Provided records:
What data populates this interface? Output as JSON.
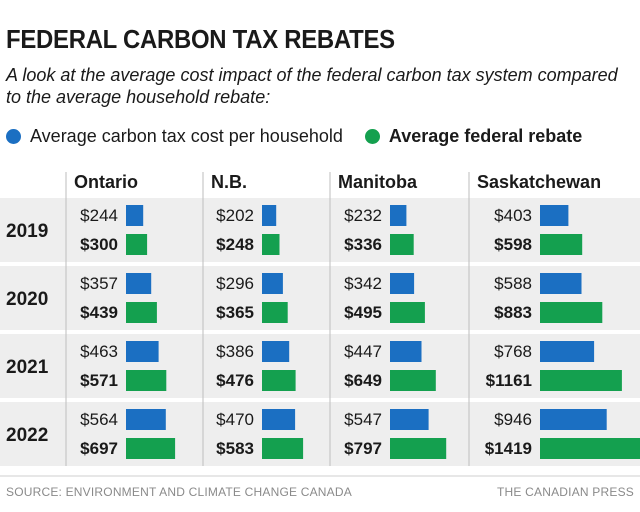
{
  "header": {
    "title": "FEDERAL CARBON TAX REBATES",
    "subtitle": "A look at the average cost impact of the federal carbon tax system compared to the average household rebate:"
  },
  "legend": {
    "cost_label": "Average carbon tax cost per household",
    "rebate_label": "Average federal rebate",
    "cost_color": "#1b6fc2",
    "rebate_color": "#14a04f"
  },
  "chart_data": {
    "type": "bar",
    "title": "FEDERAL CARBON TAX REBATES",
    "subtitle": "A look at the average cost impact of the federal carbon tax system compared to the average household rebate:",
    "value_prefix": "$",
    "provinces": [
      "Ontario",
      "N.B.",
      "Manitoba",
      "Saskatchewan"
    ],
    "years": [
      "2019",
      "2020",
      "2021",
      "2022"
    ],
    "series": [
      {
        "name": "Average carbon tax cost per household",
        "color": "#1b6fc2",
        "values": {
          "Ontario": [
            244,
            357,
            463,
            564
          ],
          "N.B.": [
            202,
            296,
            386,
            470
          ],
          "Manitoba": [
            232,
            342,
            447,
            547
          ],
          "Saskatchewan": [
            403,
            588,
            768,
            946
          ]
        }
      },
      {
        "name": "Average federal rebate",
        "color": "#14a04f",
        "values": {
          "Ontario": [
            300,
            439,
            571,
            697
          ],
          "N.B.": [
            248,
            365,
            476,
            583
          ],
          "Manitoba": [
            336,
            495,
            649,
            797
          ],
          "Saskatchewan": [
            598,
            883,
            1161,
            1419
          ]
        }
      }
    ]
  },
  "footer": {
    "source": "SOURCE: ENVIRONMENT AND CLIMATE CHANGE CANADA",
    "credit": "THE CANADIAN PRESS"
  }
}
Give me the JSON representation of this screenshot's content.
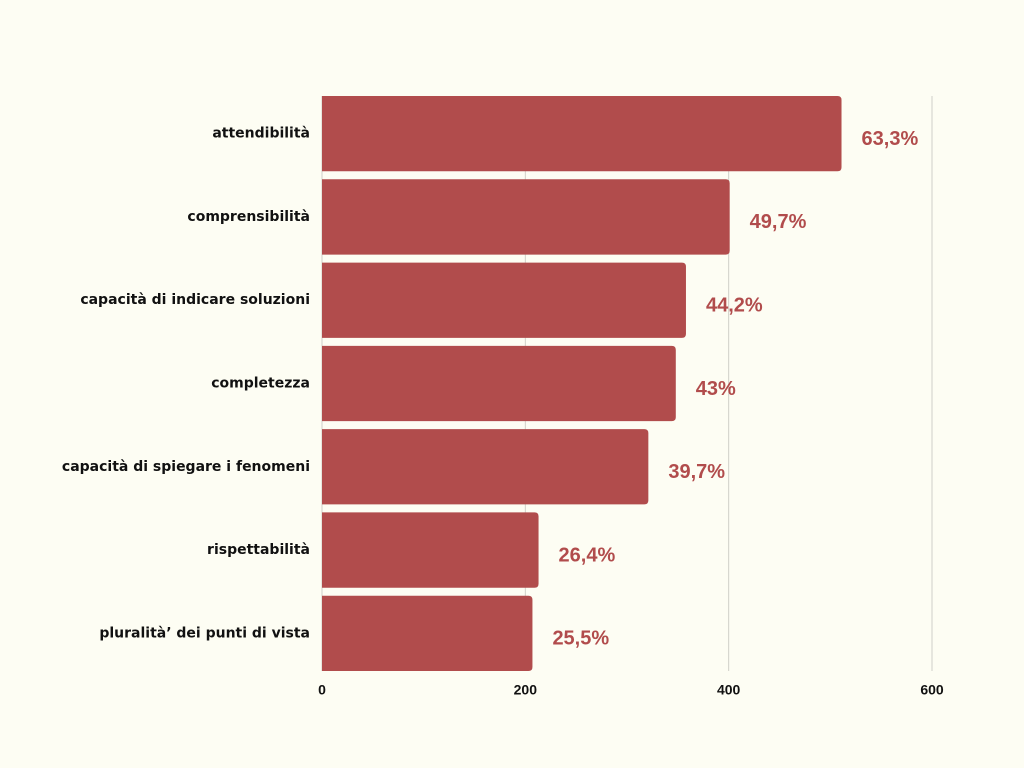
{
  "chart_data": {
    "type": "bar",
    "orientation": "horizontal",
    "categories": [
      "attendibilità",
      "comprensibilità",
      "capacità di indicare soluzioni",
      "completezza",
      "capacità di spiegare i fenomeni",
      "rispettabilità",
      "pluralità’ dei punti di vista"
    ],
    "values": [
      511,
      401,
      358,
      348,
      321,
      213,
      207
    ],
    "annotations": [
      "63,3%",
      "49,7%",
      "44,2%",
      "43%",
      "39,7%",
      "26,4%",
      "25,5%"
    ],
    "color": "#b14c4c",
    "xlim": [
      0,
      600
    ],
    "xticks": [
      0,
      200,
      400,
      600
    ],
    "grid": true
  }
}
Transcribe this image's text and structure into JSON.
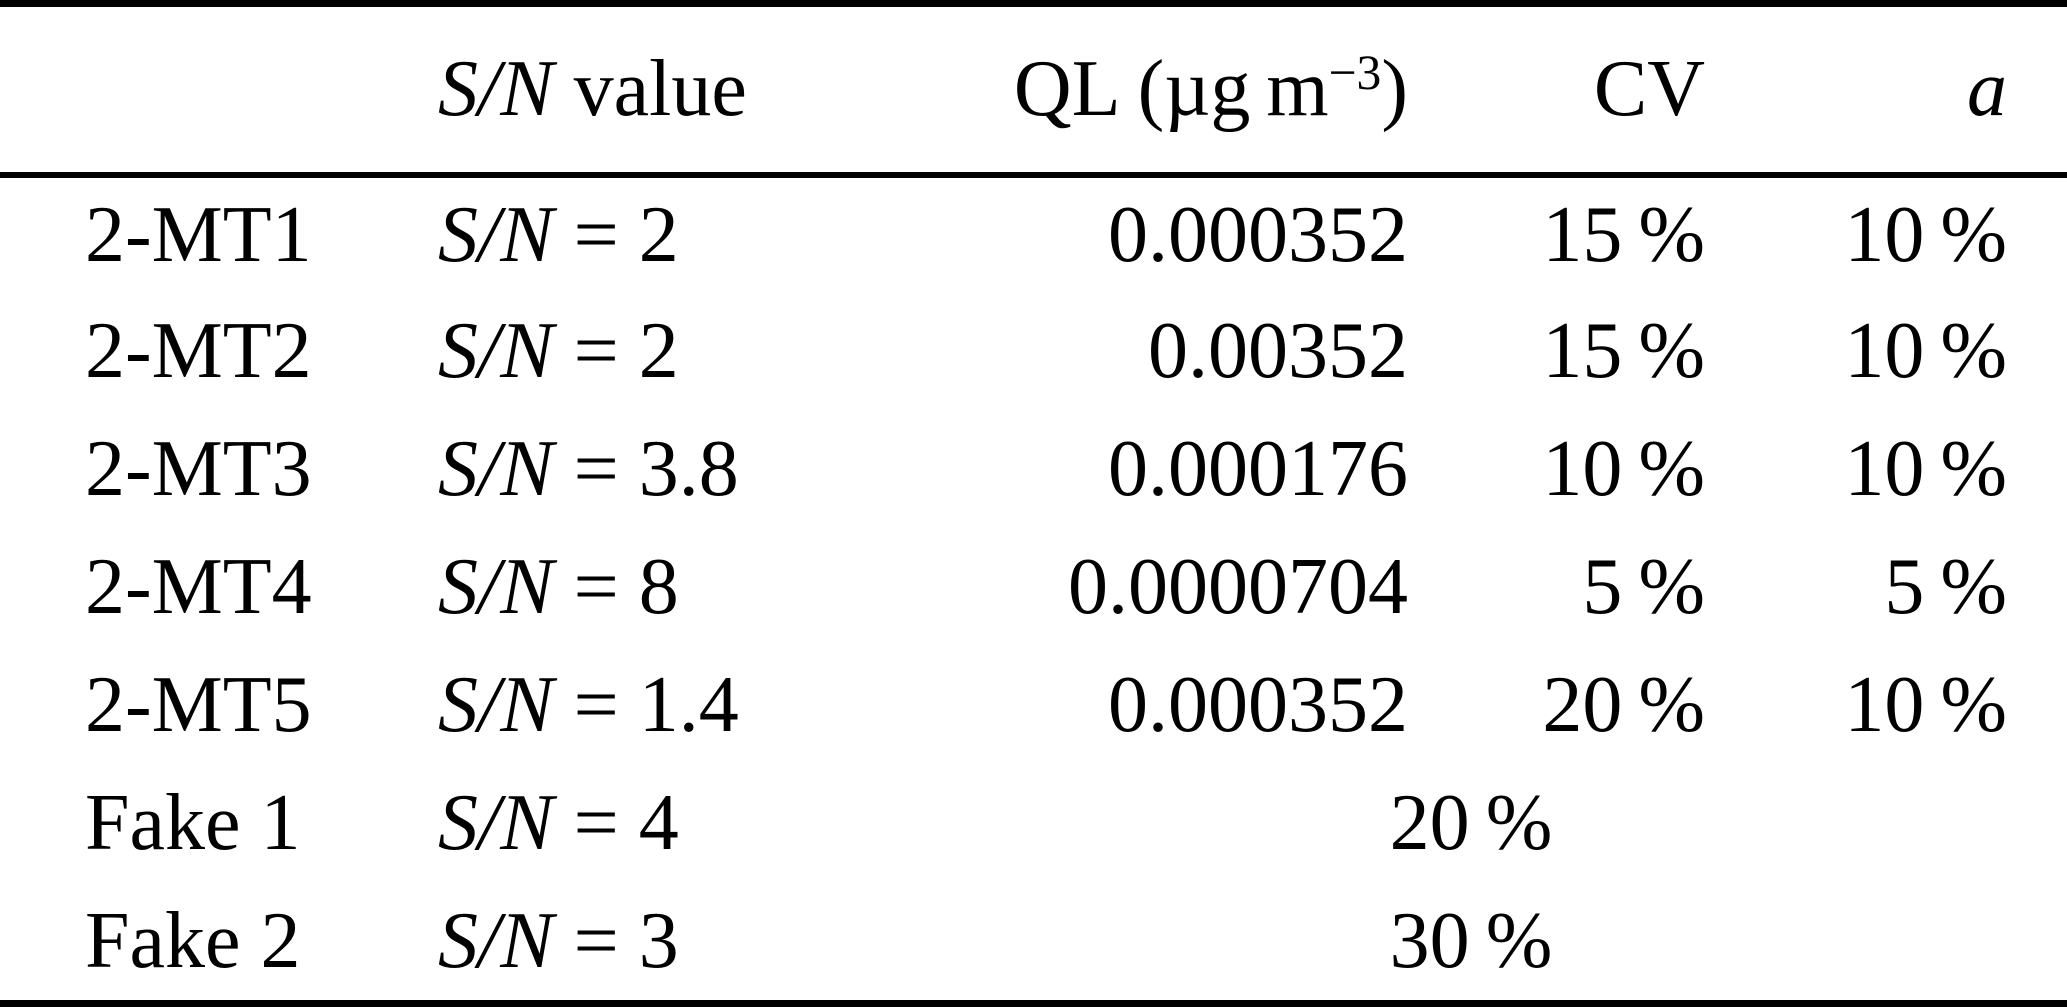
{
  "page": {
    "background_color": "#ffffff",
    "text_color": "#000000",
    "rule_color": "#000000"
  },
  "table": {
    "header": {
      "label": "",
      "sn_italic": "S/N",
      "sn_rest": " value",
      "ql_pre": "QL (µg m",
      "ql_sup": "−3",
      "ql_post": ")",
      "cv": "CV",
      "a": "a"
    },
    "rows": [
      {
        "label": "2-MT1",
        "sn_var": "S/N",
        "sn_rest": " = 2",
        "ql": "0.000352",
        "cv": "15 %",
        "a": "10 %"
      },
      {
        "label": "2-MT2",
        "sn_var": "S/N",
        "sn_rest": " = 2",
        "ql": "0.00352",
        "cv": "15 %",
        "a": "10 %"
      },
      {
        "label": "2-MT3",
        "sn_var": "S/N",
        "sn_rest": " = 3.8",
        "ql": "0.000176",
        "cv": "10 %",
        "a": "10 %"
      },
      {
        "label": "2-MT4",
        "sn_var": "S/N",
        "sn_rest": " = 8",
        "ql": "0.0000704",
        "cv": "5 %",
        "a": "5 %"
      },
      {
        "label": "2-MT5",
        "sn_var": "S/N",
        "sn_rest": " = 1.4",
        "ql": "0.000352",
        "cv": "20 %",
        "a": "10 %"
      },
      {
        "label": "Fake 1",
        "sn_var": "S/N",
        "sn_rest": " = 4",
        "merged": "20 %"
      },
      {
        "label": "Fake 2",
        "sn_var": "S/N",
        "sn_rest": " = 3",
        "merged": "30 %"
      }
    ]
  }
}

Job:
Return every line of the preceding records in which the word "name" appears.

Complete response:
        "name": "Average carbon tax cost per household",
        "name": "Average federal rebate",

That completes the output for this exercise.